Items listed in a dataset
* START *

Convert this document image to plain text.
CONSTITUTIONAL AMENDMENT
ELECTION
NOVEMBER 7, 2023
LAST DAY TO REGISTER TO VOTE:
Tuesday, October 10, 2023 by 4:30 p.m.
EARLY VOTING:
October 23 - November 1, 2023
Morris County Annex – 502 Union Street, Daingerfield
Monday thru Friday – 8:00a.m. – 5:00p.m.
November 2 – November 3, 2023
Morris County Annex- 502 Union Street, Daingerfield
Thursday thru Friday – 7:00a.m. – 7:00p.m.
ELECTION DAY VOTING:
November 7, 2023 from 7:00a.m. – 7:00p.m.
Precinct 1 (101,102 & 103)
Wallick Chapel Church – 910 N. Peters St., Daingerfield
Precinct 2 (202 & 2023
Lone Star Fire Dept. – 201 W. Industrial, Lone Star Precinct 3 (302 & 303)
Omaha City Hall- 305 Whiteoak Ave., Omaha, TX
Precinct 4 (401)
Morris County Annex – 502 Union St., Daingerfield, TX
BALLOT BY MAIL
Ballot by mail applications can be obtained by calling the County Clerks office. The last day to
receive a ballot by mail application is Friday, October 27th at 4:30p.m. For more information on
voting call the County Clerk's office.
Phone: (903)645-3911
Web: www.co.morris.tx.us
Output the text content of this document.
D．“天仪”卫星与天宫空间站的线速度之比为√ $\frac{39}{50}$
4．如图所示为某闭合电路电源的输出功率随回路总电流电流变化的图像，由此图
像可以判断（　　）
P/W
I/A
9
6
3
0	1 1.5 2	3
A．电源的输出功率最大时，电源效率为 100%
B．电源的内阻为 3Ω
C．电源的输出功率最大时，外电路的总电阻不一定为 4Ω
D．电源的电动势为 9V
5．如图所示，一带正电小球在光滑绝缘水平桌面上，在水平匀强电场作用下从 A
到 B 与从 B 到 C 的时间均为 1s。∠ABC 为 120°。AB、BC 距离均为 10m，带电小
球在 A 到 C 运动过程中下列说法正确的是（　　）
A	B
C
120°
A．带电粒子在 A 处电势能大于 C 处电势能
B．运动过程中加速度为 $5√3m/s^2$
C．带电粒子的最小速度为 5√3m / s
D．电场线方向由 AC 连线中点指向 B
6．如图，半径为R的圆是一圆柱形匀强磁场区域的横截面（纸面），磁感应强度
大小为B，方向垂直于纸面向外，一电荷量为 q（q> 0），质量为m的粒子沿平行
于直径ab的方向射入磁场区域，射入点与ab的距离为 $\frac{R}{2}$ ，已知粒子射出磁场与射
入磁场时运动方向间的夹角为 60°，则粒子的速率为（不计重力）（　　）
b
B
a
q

* END *

Set problem
Transcribe only the trailing portion of the entries above: the line that contains "Output the text content of this document." and each line after it.

Correct output
Output the text content of this document.
D．“天仪”卫星与天宫空间站的线速度之比为√ $\frac{39}{50}$
4．如图所示为某闭合电路电源的输出功率随回路总电流电流变化的图像，由此图
像可以判断（　　）
P/W
I/A
9
6
3
0	1 1.5 2	3
A．电源的输出功率最大时，电源效率为 100%
B．电源的内阻为 3Ω
C．电源的输出功率最大时，外电路的总电阻不一定为 4Ω
D．电源的电动势为 9V
5．如图所示，一带正电小球在光滑绝缘水平桌面上，在水平匀强电场作用下从 A
到 B 与从 B 到 C 的时间均为 1s。∠ABC 为 120°。AB、BC 距离均为 10m，带电小
球在 A 到 C 运动过程中下列说法正确的是（　　）
A	B
C
120°
A．带电粒子在 A 处电势能大于 C 处电势能
B．运动过程中加速度为 $5√3m/s^2$
C．带电粒子的最小速度为 5√3m / s
D．电场线方向由 AC 连线中点指向 B
6．如图，半径为R的圆是一圆柱形匀强磁场区域的横截面（纸面），磁感应强度
大小为B，方向垂直于纸面向外，一电荷量为 q（q> 0），质量为m的粒子沿平行
于直径ab的方向射入磁场区域，射入点与ab的距离为 $\frac{R}{2}$ ，已知粒子射出磁场与射
入磁场时运动方向间的夹角为 60°，则粒子的速率为（不计重力）（　　）
b
B
a
q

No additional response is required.